--- BEGIN Exercise data ---

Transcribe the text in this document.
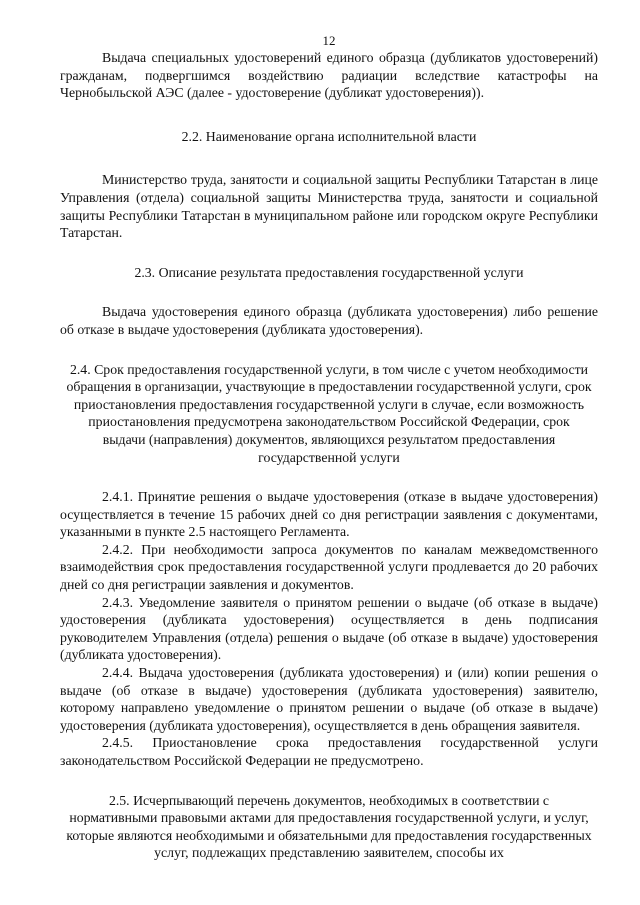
12

Выдача специальных удостоверений единого образца (дубликатов удостоверений) гражданам, подвергшимся воздействию радиации вследствие катастрофы на Чернобыльской АЭС (далее - удостоверение (дубликат удостоверения)).

2.2. Наименование органа исполнительной власти

Министерство труда, занятости и социальной защиты Республики Татарстан в лице Управления (отдела) социальной защиты Министерства труда, занятости и социальной защиты Республики Татарстан в муниципальном районе или городском округе Республики Татарстан.

2.3. Описание результата предоставления государственной услуги

Выдача удостоверения единого образца (дубликата удостоверения) либо решение об отказе в выдаче удостоверения (дубликата удостоверения).

2.4. Срок предоставления государственной услуги, в том числе с учетом необходимости обращения в организации, участвующие в предоставлении государственной услуги, срок приостановления предоставления государственной услуги в случае, если возможность приостановления предусмотрена законодательством Российской Федерации, срок выдачи (направления) документов, являющихся результатом предоставления государственной услуги

2.4.1. Принятие решения о выдаче удостоверения (отказе в выдаче удостоверения) осуществляется в течение 15 рабочих дней со дня регистрации заявления с документами, указанными в пункте 2.5 настоящего Регламента.

2.4.2. При необходимости запроса документов по каналам межведомственного взаимодействия срок предоставления государственной услуги продлевается до 20 рабочих дней со дня регистрации заявления и документов.

2.4.3. Уведомление заявителя о принятом решении о выдаче (об отказе в выдаче) удостоверения (дубликата удостоверения) осуществляется в день подписания руководителем Управления (отдела) решения о выдаче (об отказе в выдаче) удостоверения (дубликата удостоверения).

2.4.4. Выдача удостоверения (дубликата удостоверения) и (или) копии решения о выдаче (об отказе в выдаче) удостоверения (дубликата удостоверения) заявителю, которому направлено уведомление о принятом решении о выдаче (об отказе в выдаче) удостоверения (дубликата удостоверения), осуществляется в день обращения заявителя.

2.4.5. Приостановление срока предоставления государственной услуги законодательством Российской Федерации не предусмотрено.

2.5. Исчерпывающий перечень документов, необходимых в соответствии с нормативными правовыми актами для предоставления государственной услуги, и услуг, которые являются необходимыми и обязательными для предоставления государственных услуг, подлежащих представлению заявителем, способы их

--- END Exercise data ---

| What is needed |
Repeat the data above exactly, but not the pictures.

| The result |
Transcribe the text in this document.
12

Выдача специальных удостоверений единого образца (дубликатов удостоверений) гражданам, подвергшимся воздействию радиации вследствие катастрофы на Чернобыльской АЭС (далее - удостоверение (дубликат удостоверения)).

2.2. Наименование органа исполнительной власти

Министерство труда, занятости и социальной защиты Республики Татарстан в лице Управления (отдела) социальной защиты Министерства труда, занятости и социальной защиты Республики Татарстан в муниципальном районе или городском округе Республики Татарстан.

2.3. Описание результата предоставления государственной услуги

Выдача удостоверения единого образца (дубликата удостоверения) либо решение об отказе в выдаче удостоверения (дубликата удостоверения).

2.4. Срок предоставления государственной услуги, в том числе с учетом необходимости обращения в организации, участвующие в предоставлении государственной услуги, срок приостановления предоставления государственной услуги в случае, если возможность приостановления предусмотрена законодательством Российской Федерации, срок выдачи (направления) документов, являющихся результатом предоставления государственной услуги

2.4.1. Принятие решения о выдаче удостоверения (отказе в выдаче удостоверения) осуществляется в течение 15 рабочих дней со дня регистрации заявления с документами, указанными в пункте 2.5 настоящего Регламента.

2.4.2. При необходимости запроса документов по каналам межведомственного взаимодействия срок предоставления государственной услуги продлевается до 20 рабочих дней со дня регистрации заявления и документов.

2.4.3. Уведомление заявителя о принятом решении о выдаче (об отказе в выдаче) удостоверения (дубликата удостоверения) осуществляется в день подписания руководителем Управления (отдела) решения о выдаче (об отказе в выдаче) удостоверения (дубликата удостоверения).

2.4.4. Выдача удостоверения (дубликата удостоверения) и (или) копии решения о выдаче (об отказе в выдаче) удостоверения (дубликата удостоверения) заявителю, которому направлено уведомление о принятом решении о выдаче (об отказе в выдаче) удостоверения (дубликата удостоверения), осуществляется в день обращения заявителя.

2.4.5. Приостановление срока предоставления государственной услуги законодательством Российской Федерации не предусмотрено.

2.5. Исчерпывающий перечень документов, необходимых в соответствии с нормативными правовыми актами для предоставления государственной услуги, и услуг, которые являются необходимыми и обязательными для предоставления государственных услуг, подлежащих представлению заявителем, способы их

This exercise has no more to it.